# Exercise goal
Gather from the listing below each line that includes the word "representation", and copy it.

[BEGIN Record list]

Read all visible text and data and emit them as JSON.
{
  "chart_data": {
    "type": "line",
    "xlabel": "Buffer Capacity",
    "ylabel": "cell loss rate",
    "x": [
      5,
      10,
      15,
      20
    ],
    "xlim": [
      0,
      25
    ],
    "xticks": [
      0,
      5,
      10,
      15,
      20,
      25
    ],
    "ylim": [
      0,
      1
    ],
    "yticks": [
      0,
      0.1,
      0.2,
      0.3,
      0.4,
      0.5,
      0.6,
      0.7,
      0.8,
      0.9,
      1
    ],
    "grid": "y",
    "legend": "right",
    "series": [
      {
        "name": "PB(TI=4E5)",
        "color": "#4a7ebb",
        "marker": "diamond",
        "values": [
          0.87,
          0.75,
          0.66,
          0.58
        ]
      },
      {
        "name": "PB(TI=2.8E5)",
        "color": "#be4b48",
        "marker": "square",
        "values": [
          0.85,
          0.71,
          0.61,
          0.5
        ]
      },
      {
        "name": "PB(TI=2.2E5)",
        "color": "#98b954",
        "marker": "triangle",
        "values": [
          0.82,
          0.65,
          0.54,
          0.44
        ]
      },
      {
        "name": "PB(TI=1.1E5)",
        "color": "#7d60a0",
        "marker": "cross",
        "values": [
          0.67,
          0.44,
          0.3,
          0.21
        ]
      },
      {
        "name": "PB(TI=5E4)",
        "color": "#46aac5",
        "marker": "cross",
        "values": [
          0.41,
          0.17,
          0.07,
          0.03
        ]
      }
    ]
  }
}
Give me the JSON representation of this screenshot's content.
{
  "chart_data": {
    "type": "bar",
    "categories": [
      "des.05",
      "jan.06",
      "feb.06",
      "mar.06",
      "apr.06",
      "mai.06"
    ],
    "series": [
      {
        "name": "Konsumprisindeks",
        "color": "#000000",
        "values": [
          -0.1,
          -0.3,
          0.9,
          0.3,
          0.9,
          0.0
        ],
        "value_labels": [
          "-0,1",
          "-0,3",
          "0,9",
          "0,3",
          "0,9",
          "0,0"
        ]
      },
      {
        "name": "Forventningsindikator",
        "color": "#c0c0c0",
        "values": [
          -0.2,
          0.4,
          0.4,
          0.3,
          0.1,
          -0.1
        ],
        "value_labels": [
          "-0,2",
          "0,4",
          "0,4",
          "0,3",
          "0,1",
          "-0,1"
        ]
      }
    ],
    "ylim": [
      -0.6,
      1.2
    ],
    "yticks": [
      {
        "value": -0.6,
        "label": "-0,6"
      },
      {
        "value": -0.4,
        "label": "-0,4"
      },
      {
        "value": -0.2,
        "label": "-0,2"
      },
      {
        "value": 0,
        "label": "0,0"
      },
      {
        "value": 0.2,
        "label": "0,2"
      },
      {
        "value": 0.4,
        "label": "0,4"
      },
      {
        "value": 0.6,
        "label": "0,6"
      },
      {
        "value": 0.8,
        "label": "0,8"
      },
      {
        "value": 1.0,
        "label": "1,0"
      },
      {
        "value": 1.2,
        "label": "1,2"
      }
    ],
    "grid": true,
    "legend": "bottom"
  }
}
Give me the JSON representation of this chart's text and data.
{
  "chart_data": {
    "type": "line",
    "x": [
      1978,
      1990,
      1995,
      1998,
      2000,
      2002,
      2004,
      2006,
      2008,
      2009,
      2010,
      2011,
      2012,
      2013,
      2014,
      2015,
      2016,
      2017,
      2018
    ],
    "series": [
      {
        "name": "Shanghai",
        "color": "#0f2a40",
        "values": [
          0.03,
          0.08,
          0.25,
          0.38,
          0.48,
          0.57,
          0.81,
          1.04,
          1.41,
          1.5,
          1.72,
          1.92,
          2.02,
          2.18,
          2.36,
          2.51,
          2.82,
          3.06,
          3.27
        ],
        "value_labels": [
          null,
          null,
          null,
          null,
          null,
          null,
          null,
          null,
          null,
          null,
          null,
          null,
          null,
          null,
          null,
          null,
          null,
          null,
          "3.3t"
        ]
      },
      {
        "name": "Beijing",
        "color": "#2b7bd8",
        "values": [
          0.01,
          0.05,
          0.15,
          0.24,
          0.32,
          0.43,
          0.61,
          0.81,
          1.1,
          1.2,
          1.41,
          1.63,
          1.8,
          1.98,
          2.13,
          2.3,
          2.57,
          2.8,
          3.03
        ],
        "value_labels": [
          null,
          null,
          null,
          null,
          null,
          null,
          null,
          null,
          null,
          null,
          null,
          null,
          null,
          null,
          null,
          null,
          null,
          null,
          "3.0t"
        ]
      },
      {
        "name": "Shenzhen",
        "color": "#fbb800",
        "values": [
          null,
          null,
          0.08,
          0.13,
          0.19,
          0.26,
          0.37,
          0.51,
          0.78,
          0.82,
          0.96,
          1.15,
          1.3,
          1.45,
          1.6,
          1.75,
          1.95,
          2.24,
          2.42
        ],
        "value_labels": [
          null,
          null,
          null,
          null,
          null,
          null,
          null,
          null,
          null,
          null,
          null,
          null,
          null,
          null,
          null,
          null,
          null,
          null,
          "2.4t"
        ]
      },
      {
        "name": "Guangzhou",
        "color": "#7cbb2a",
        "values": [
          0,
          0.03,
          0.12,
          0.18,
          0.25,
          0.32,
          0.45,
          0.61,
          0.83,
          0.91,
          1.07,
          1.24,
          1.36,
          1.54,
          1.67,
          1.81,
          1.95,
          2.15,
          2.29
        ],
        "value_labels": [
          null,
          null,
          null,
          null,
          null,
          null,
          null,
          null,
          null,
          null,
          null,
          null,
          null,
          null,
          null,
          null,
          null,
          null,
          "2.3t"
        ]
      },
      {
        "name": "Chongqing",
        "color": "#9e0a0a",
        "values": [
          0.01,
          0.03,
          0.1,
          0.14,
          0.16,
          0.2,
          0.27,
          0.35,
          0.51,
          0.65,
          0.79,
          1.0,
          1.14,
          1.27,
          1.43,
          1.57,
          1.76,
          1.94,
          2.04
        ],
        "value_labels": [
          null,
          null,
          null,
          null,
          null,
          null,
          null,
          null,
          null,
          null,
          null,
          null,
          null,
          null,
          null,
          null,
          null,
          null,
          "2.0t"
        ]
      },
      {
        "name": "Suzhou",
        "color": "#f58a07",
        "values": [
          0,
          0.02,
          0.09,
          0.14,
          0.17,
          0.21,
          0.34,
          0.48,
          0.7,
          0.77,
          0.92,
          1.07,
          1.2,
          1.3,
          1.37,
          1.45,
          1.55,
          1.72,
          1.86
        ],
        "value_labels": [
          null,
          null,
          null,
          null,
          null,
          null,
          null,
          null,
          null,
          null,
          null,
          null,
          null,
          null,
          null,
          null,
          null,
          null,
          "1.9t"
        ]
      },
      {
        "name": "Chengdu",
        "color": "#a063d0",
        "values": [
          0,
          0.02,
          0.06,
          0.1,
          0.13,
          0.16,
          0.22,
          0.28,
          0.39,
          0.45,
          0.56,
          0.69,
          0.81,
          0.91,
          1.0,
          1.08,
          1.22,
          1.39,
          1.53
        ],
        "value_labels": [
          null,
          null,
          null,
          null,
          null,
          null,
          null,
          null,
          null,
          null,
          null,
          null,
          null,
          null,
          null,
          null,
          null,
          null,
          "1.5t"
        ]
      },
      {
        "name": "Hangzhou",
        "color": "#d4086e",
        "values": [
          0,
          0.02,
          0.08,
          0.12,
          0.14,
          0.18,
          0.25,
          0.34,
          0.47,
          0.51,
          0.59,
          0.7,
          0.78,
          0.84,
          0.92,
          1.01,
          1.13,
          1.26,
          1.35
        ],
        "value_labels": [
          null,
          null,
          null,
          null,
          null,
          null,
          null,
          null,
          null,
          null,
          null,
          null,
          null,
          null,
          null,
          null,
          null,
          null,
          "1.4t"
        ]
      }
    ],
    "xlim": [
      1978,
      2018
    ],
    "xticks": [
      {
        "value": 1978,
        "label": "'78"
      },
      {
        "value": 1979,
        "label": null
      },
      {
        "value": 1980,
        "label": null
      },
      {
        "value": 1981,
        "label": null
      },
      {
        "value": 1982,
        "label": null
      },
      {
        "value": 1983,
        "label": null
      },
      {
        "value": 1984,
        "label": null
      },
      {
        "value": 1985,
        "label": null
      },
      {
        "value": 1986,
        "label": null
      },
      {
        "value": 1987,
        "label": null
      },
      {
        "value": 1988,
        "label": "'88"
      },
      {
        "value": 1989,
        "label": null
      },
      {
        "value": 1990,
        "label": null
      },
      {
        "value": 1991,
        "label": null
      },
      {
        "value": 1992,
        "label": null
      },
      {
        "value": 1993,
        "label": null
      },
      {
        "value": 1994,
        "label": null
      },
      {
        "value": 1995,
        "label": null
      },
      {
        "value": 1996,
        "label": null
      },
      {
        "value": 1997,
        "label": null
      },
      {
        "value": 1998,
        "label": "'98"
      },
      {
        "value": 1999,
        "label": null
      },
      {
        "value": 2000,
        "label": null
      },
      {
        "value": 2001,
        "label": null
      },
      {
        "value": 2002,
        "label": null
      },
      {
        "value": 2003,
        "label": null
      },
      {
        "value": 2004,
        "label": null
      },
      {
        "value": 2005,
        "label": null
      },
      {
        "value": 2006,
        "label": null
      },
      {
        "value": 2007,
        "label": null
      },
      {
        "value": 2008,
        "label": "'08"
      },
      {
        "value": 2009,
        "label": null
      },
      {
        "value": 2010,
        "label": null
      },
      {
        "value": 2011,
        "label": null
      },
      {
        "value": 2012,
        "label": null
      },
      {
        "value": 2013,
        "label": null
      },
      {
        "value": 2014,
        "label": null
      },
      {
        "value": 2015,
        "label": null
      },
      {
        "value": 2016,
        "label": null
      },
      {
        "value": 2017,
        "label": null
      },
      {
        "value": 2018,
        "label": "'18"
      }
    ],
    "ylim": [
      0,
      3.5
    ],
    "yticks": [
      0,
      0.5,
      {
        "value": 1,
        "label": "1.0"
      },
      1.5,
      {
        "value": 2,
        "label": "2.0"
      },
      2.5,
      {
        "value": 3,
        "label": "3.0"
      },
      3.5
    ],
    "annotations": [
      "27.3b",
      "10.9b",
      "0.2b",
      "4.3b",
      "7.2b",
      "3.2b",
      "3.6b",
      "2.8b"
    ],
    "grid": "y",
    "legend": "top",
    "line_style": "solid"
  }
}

[END Record list]

# The response
Give me the JSON representation of this screenshot's content.
Give me the JSON representation of this chart's text and data.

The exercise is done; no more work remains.